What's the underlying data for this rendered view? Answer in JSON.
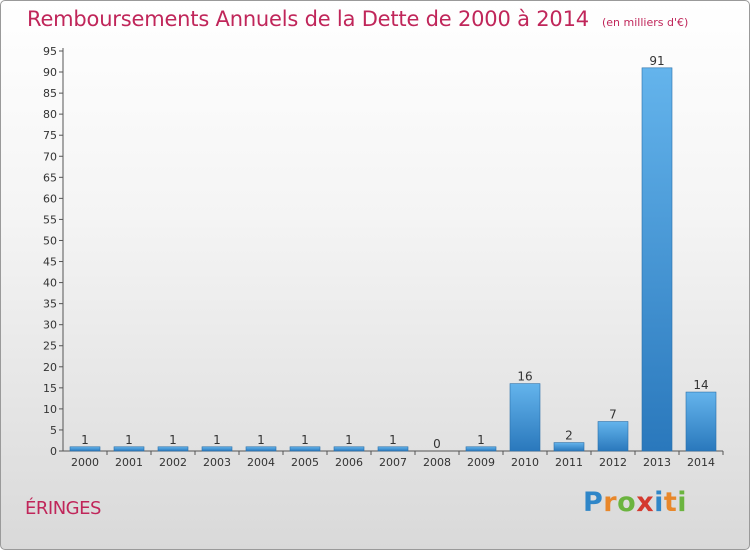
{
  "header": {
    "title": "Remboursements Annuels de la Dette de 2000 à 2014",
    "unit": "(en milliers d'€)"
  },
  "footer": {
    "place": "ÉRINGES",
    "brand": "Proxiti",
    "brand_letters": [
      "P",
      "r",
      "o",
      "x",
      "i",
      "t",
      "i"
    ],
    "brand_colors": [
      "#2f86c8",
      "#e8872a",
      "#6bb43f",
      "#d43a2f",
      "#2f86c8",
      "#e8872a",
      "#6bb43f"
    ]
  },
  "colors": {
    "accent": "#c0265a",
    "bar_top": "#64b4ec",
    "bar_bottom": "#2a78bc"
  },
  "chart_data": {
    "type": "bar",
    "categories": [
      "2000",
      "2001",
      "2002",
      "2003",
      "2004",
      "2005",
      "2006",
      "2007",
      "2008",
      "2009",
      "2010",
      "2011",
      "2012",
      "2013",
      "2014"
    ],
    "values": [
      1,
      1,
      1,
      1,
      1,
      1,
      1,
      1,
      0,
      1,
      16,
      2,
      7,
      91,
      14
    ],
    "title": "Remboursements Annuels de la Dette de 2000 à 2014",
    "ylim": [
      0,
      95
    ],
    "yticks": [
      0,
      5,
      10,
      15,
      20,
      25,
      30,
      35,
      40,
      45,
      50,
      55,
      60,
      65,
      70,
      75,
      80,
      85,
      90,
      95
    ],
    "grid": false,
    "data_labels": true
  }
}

== == ==

YOUR INSTRUCTIONS: Nothing in the entries should change as you copy them, except that the pictures are left out.

SOLUTION BELOW:
What's the underlying data for this rendered view? Answer in JSON.
{
  "header": {
    "title": "Remboursements Annuels de la Dette de 2000 à 2014",
    "unit": "(en milliers d'€)"
  },
  "footer": {
    "place": "ÉRINGES",
    "brand": "Proxiti",
    "brand_letters": [
      "P",
      "r",
      "o",
      "x",
      "i",
      "t",
      "i"
    ],
    "brand_colors": [
      "#2f86c8",
      "#e8872a",
      "#6bb43f",
      "#d43a2f",
      "#2f86c8",
      "#e8872a",
      "#6bb43f"
    ]
  },
  "colors": {
    "accent": "#c0265a",
    "bar_top": "#64b4ec",
    "bar_bottom": "#2a78bc"
  },
  "chart_data": {
    "type": "bar",
    "categories": [
      "2000",
      "2001",
      "2002",
      "2003",
      "2004",
      "2005",
      "2006",
      "2007",
      "2008",
      "2009",
      "2010",
      "2011",
      "2012",
      "2013",
      "2014"
    ],
    "values": [
      1,
      1,
      1,
      1,
      1,
      1,
      1,
      1,
      0,
      1,
      16,
      2,
      7,
      91,
      14
    ],
    "title": "Remboursements Annuels de la Dette de 2000 à 2014",
    "ylim": [
      0,
      95
    ],
    "yticks": [
      0,
      5,
      10,
      15,
      20,
      25,
      30,
      35,
      40,
      45,
      50,
      55,
      60,
      65,
      70,
      75,
      80,
      85,
      90,
      95
    ],
    "grid": false,
    "data_labels": true
  }
}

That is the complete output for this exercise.